* _WHAT IS EXPECTED_: Transcribe the lines below exactly, beginning with the line that holds "Enumerate this screenshot's" and ending with the final line, both included. Pictures are to be left out.

───── DATA TO USE

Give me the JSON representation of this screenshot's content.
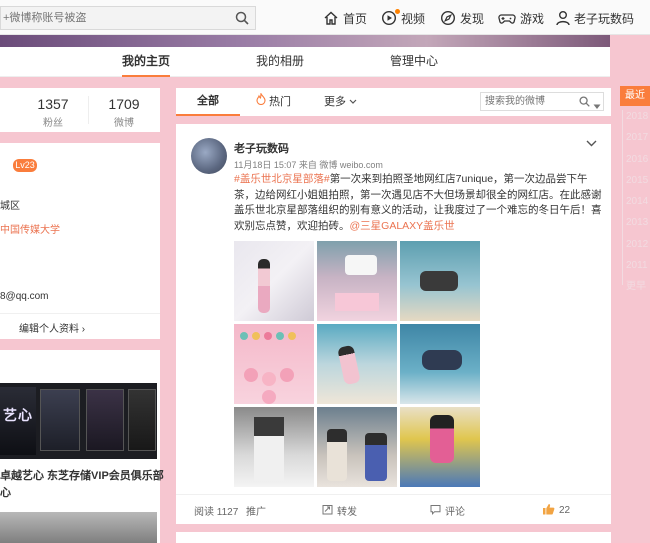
{
  "topbar": {
    "search_placeholder": "+微博称账号被盗",
    "nav": [
      {
        "label": "首页",
        "icon": "home-icon"
      },
      {
        "label": "视频",
        "icon": "video-icon"
      },
      {
        "label": "发现",
        "icon": "discover-icon"
      },
      {
        "label": "游戏",
        "icon": "game-icon"
      },
      {
        "label": "老子玩数码",
        "icon": "user-icon"
      }
    ]
  },
  "profile_tabs": [
    "我的主页",
    "我的相册",
    "管理中心"
  ],
  "stats": [
    {
      "num": "1357",
      "label": "粉丝"
    },
    {
      "num": "1709",
      "label": "微博"
    }
  ],
  "info": {
    "level": "Lv23",
    "location": "城区",
    "school": "中国传媒大学",
    "email": "8@qq.com",
    "edit_label": "编辑个人资料"
  },
  "promo": {
    "caption_line1": "卓越艺心 东芝存储VIP会员俱乐部",
    "caption_line2": "心",
    "banner_text": "艺心"
  },
  "feed": {
    "tabs": [
      "全部",
      "热门",
      "更多"
    ],
    "search_placeholder": "搜索我的微博"
  },
  "post": {
    "author": "老子玩数码",
    "meta": "11月18日 15:07 来自 微博 weibo.com",
    "hashtag": "#盖乐世北京星部落#",
    "text": "第一次来到拍照圣地网红店7unique，第一次边品尝下午茶，边给网红小姐姐拍照，第一次遇见店不大但场景却很全的网红店。在此感谢盖乐世北京星部落组织的别有意义的活动，让我度过了一个难忘的冬日午后！喜欢别忘点赞，欢迎拍砖。",
    "mention": "@三星GALAXY盖乐世",
    "actions": {
      "reads": "阅读 1127",
      "promote": "推广",
      "repost": "转发",
      "comment": "评论",
      "likes": "22"
    }
  },
  "years": {
    "active": "最近",
    "list": [
      "2018",
      "2017",
      "2016",
      "2015",
      "2014",
      "2013",
      "2012",
      "2011",
      "更早"
    ]
  },
  "colors": {
    "accent": "#fa7d3c",
    "link": "#eb7350",
    "background": "#f6c6d0"
  }
}
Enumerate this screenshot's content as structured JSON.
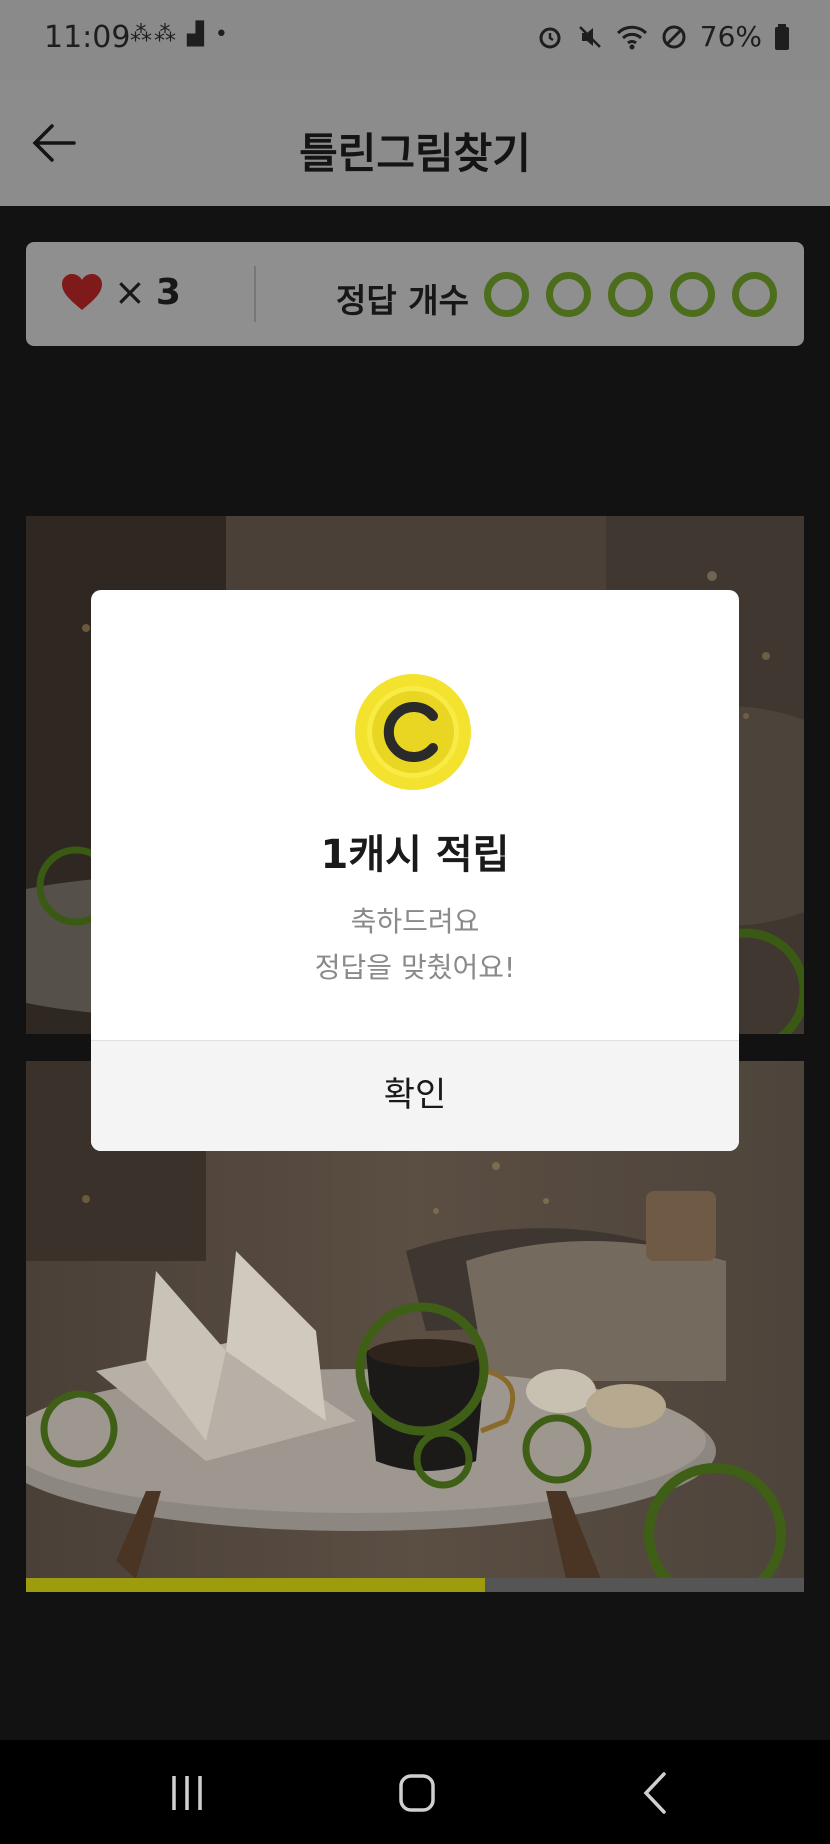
{
  "status_bar": {
    "time": "11:09",
    "left_icons": "⁂⁂ ▟ •",
    "battery": "76%"
  },
  "header": {
    "title": "틀린그림찾기"
  },
  "game_bar": {
    "lives_count": "3",
    "lives_multiplier": "×",
    "answers_label": "정답 개수",
    "answers_total": 5,
    "accent_color": "#4c6e1c"
  },
  "progress": {
    "fraction": 0.59
  },
  "dialog": {
    "coin_letter": "C",
    "title": "1캐시 적립",
    "subtitle_line1": "축하드려요",
    "subtitle_line2": "정답을 맞췄어요!",
    "confirm_label": "확인"
  }
}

──────────

* _THE OUTPUT_:
Enumerate this screenshot's content as structured JSON.
{
  "status_bar": {
    "time": "11:09",
    "left_icons": "⁂⁂ ▟ •",
    "battery": "76%"
  },
  "header": {
    "title": "틀린그림찾기"
  },
  "game_bar": {
    "lives_count": "3",
    "lives_multiplier": "×",
    "answers_label": "정답 개수",
    "answers_total": 5,
    "accent_color": "#4c6e1c"
  },
  "progress": {
    "fraction": 0.59
  },
  "dialog": {
    "coin_letter": "C",
    "title": "1캐시 적립",
    "subtitle_line1": "축하드려요",
    "subtitle_line2": "정답을 맞췄어요!",
    "confirm_label": "확인"
  }
}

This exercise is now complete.